>> start Record set
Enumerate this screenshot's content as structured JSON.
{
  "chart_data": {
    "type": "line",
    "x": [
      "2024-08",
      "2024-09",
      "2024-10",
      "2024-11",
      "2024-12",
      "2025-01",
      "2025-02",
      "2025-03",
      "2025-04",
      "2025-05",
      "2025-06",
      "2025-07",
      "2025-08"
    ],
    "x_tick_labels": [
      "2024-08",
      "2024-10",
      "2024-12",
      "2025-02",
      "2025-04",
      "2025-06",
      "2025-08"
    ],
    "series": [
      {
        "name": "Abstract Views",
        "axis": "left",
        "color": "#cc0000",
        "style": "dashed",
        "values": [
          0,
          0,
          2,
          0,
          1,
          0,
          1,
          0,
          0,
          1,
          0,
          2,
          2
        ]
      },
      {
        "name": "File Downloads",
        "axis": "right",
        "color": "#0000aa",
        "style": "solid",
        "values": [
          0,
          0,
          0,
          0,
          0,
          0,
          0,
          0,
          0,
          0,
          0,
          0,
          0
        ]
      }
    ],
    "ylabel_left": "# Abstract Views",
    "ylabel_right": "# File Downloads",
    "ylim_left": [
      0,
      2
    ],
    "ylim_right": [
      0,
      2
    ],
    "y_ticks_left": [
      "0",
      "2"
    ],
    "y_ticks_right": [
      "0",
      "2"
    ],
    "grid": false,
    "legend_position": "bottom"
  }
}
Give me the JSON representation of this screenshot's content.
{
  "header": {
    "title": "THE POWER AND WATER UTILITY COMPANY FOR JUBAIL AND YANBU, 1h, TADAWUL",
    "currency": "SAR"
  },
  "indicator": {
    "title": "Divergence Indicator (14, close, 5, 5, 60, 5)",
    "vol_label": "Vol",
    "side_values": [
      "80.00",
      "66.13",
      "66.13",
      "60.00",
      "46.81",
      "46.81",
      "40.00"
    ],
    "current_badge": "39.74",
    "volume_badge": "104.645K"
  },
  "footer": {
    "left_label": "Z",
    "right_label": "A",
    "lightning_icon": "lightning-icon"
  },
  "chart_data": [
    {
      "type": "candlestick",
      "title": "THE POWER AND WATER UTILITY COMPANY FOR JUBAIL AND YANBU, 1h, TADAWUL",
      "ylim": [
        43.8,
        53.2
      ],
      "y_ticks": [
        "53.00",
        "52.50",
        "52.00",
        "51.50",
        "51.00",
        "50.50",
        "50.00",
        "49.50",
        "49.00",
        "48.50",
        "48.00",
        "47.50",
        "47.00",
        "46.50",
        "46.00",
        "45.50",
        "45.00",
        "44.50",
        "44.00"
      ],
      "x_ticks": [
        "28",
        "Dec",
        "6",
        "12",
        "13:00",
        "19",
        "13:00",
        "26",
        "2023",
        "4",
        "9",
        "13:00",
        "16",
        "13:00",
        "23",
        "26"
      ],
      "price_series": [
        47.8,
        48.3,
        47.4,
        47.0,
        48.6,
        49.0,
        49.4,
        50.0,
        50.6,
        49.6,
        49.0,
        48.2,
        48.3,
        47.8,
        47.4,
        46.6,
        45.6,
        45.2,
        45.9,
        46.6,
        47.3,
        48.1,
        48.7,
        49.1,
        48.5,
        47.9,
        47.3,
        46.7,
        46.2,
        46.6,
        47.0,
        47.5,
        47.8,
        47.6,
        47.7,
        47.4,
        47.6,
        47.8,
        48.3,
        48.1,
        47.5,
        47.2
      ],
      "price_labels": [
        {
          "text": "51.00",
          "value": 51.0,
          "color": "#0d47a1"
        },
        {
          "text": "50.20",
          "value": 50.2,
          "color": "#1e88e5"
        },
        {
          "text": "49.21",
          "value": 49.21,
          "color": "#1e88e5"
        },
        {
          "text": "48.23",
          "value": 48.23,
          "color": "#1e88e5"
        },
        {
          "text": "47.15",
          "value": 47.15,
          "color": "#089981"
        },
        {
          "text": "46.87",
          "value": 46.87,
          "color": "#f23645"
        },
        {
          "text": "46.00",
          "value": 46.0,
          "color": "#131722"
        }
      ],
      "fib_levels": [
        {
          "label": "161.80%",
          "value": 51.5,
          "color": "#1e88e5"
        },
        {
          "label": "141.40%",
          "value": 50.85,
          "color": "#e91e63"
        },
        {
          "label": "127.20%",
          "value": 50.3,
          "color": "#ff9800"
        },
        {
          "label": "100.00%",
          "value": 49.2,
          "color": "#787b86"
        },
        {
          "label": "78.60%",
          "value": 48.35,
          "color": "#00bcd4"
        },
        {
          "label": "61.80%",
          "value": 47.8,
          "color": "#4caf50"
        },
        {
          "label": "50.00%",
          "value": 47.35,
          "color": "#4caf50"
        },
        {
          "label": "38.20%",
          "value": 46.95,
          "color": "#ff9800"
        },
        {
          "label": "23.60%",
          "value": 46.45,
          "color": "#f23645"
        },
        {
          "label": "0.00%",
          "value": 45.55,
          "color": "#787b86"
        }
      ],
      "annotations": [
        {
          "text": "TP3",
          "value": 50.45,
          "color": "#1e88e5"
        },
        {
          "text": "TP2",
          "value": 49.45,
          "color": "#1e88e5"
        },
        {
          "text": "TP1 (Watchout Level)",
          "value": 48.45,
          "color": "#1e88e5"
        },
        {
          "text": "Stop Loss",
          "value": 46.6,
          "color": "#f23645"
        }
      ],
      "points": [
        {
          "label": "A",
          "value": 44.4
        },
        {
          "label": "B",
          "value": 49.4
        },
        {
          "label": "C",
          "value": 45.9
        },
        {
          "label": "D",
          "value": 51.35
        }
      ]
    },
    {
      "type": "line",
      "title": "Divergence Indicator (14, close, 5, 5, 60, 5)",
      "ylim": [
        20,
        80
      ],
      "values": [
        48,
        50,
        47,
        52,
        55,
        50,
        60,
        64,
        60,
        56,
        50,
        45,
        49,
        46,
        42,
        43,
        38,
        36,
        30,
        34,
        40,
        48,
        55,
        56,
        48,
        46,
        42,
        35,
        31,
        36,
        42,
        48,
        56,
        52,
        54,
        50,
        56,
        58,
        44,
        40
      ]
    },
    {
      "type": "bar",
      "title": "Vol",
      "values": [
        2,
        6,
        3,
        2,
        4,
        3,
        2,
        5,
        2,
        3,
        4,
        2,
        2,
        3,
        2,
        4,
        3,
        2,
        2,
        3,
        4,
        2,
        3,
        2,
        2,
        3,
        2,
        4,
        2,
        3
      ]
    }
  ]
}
>> end Record set
• **Set problem**: Write out the complete set of records exactly as given.

• **Reply**:
Enumerate this screenshot's content as structured JSON.
{
  "chart_data": {
    "type": "line",
    "x": [
      "2024-08",
      "2024-09",
      "2024-10",
      "2024-11",
      "2024-12",
      "2025-01",
      "2025-02",
      "2025-03",
      "2025-04",
      "2025-05",
      "2025-06",
      "2025-07",
      "2025-08"
    ],
    "x_tick_labels": [
      "2024-08",
      "2024-10",
      "2024-12",
      "2025-02",
      "2025-04",
      "2025-06",
      "2025-08"
    ],
    "series": [
      {
        "name": "Abstract Views",
        "axis": "left",
        "color": "#cc0000",
        "style": "dashed",
        "values": [
          0,
          0,
          2,
          0,
          1,
          0,
          1,
          0,
          0,
          1,
          0,
          2,
          2
        ]
      },
      {
        "name": "File Downloads",
        "axis": "right",
        "color": "#0000aa",
        "style": "solid",
        "values": [
          0,
          0,
          0,
          0,
          0,
          0,
          0,
          0,
          0,
          0,
          0,
          0,
          0
        ]
      }
    ],
    "ylabel_left": "# Abstract Views",
    "ylabel_right": "# File Downloads",
    "ylim_left": [
      0,
      2
    ],
    "ylim_right": [
      0,
      2
    ],
    "y_ticks_left": [
      "0",
      "2"
    ],
    "y_ticks_right": [
      "0",
      "2"
    ],
    "grid": false,
    "legend_position": "bottom"
  }
}
Give me the JSON representation of this screenshot's content.
{
  "header": {
    "title": "THE POWER AND WATER UTILITY COMPANY FOR JUBAIL AND YANBU, 1h, TADAWUL",
    "currency": "SAR"
  },
  "indicator": {
    "title": "Divergence Indicator (14, close, 5, 5, 60, 5)",
    "vol_label": "Vol",
    "side_values": [
      "80.00",
      "66.13",
      "66.13",
      "60.00",
      "46.81",
      "46.81",
      "40.00"
    ],
    "current_badge": "39.74",
    "volume_badge": "104.645K"
  },
  "footer": {
    "left_label": "Z",
    "right_label": "A",
    "lightning_icon": "lightning-icon"
  },
  "chart_data": [
    {
      "type": "candlestick",
      "title": "THE POWER AND WATER UTILITY COMPANY FOR JUBAIL AND YANBU, 1h, TADAWUL",
      "ylim": [
        43.8,
        53.2
      ],
      "y_ticks": [
        "53.00",
        "52.50",
        "52.00",
        "51.50",
        "51.00",
        "50.50",
        "50.00",
        "49.50",
        "49.00",
        "48.50",
        "48.00",
        "47.50",
        "47.00",
        "46.50",
        "46.00",
        "45.50",
        "45.00",
        "44.50",
        "44.00"
      ],
      "x_ticks": [
        "28",
        "Dec",
        "6",
        "12",
        "13:00",
        "19",
        "13:00",
        "26",
        "2023",
        "4",
        "9",
        "13:00",
        "16",
        "13:00",
        "23",
        "26"
      ],
      "price_series": [
        47.8,
        48.3,
        47.4,
        47.0,
        48.6,
        49.0,
        49.4,
        50.0,
        50.6,
        49.6,
        49.0,
        48.2,
        48.3,
        47.8,
        47.4,
        46.6,
        45.6,
        45.2,
        45.9,
        46.6,
        47.3,
        48.1,
        48.7,
        49.1,
        48.5,
        47.9,
        47.3,
        46.7,
        46.2,
        46.6,
        47.0,
        47.5,
        47.8,
        47.6,
        47.7,
        47.4,
        47.6,
        47.8,
        48.3,
        48.1,
        47.5,
        47.2
      ],
      "price_labels": [
        {
          "text": "51.00",
          "value": 51.0,
          "color": "#0d47a1"
        },
        {
          "text": "50.20",
          "value": 50.2,
          "color": "#1e88e5"
        },
        {
          "text": "49.21",
          "value": 49.21,
          "color": "#1e88e5"
        },
        {
          "text": "48.23",
          "value": 48.23,
          "color": "#1e88e5"
        },
        {
          "text": "47.15",
          "value": 47.15,
          "color": "#089981"
        },
        {
          "text": "46.87",
          "value": 46.87,
          "color": "#f23645"
        },
        {
          "text": "46.00",
          "value": 46.0,
          "color": "#131722"
        }
      ],
      "fib_levels": [
        {
          "label": "161.80%",
          "value": 51.5,
          "color": "#1e88e5"
        },
        {
          "label": "141.40%",
          "value": 50.85,
          "color": "#e91e63"
        },
        {
          "label": "127.20%",
          "value": 50.3,
          "color": "#ff9800"
        },
        {
          "label": "100.00%",
          "value": 49.2,
          "color": "#787b86"
        },
        {
          "label": "78.60%",
          "value": 48.35,
          "color": "#00bcd4"
        },
        {
          "label": "61.80%",
          "value": 47.8,
          "color": "#4caf50"
        },
        {
          "label": "50.00%",
          "value": 47.35,
          "color": "#4caf50"
        },
        {
          "label": "38.20%",
          "value": 46.95,
          "color": "#ff9800"
        },
        {
          "label": "23.60%",
          "value": 46.45,
          "color": "#f23645"
        },
        {
          "label": "0.00%",
          "value": 45.55,
          "color": "#787b86"
        }
      ],
      "annotations": [
        {
          "text": "TP3",
          "value": 50.45,
          "color": "#1e88e5"
        },
        {
          "text": "TP2",
          "value": 49.45,
          "color": "#1e88e5"
        },
        {
          "text": "TP1 (Watchout Level)",
          "value": 48.45,
          "color": "#1e88e5"
        },
        {
          "text": "Stop Loss",
          "value": 46.6,
          "color": "#f23645"
        }
      ],
      "points": [
        {
          "label": "A",
          "value": 44.4
        },
        {
          "label": "B",
          "value": 49.4
        },
        {
          "label": "C",
          "value": 45.9
        },
        {
          "label": "D",
          "value": 51.35
        }
      ]
    },
    {
      "type": "line",
      "title": "Divergence Indicator (14, close, 5, 5, 60, 5)",
      "ylim": [
        20,
        80
      ],
      "values": [
        48,
        50,
        47,
        52,
        55,
        50,
        60,
        64,
        60,
        56,
        50,
        45,
        49,
        46,
        42,
        43,
        38,
        36,
        30,
        34,
        40,
        48,
        55,
        56,
        48,
        46,
        42,
        35,
        31,
        36,
        42,
        48,
        56,
        52,
        54,
        50,
        56,
        58,
        44,
        40
      ]
    },
    {
      "type": "bar",
      "title": "Vol",
      "values": [
        2,
        6,
        3,
        2,
        4,
        3,
        2,
        5,
        2,
        3,
        4,
        2,
        2,
        3,
        2,
        4,
        3,
        2,
        2,
        3,
        4,
        2,
        3,
        2,
        2,
        3,
        2,
        4,
        2,
        3
      ]
    }
  ]
}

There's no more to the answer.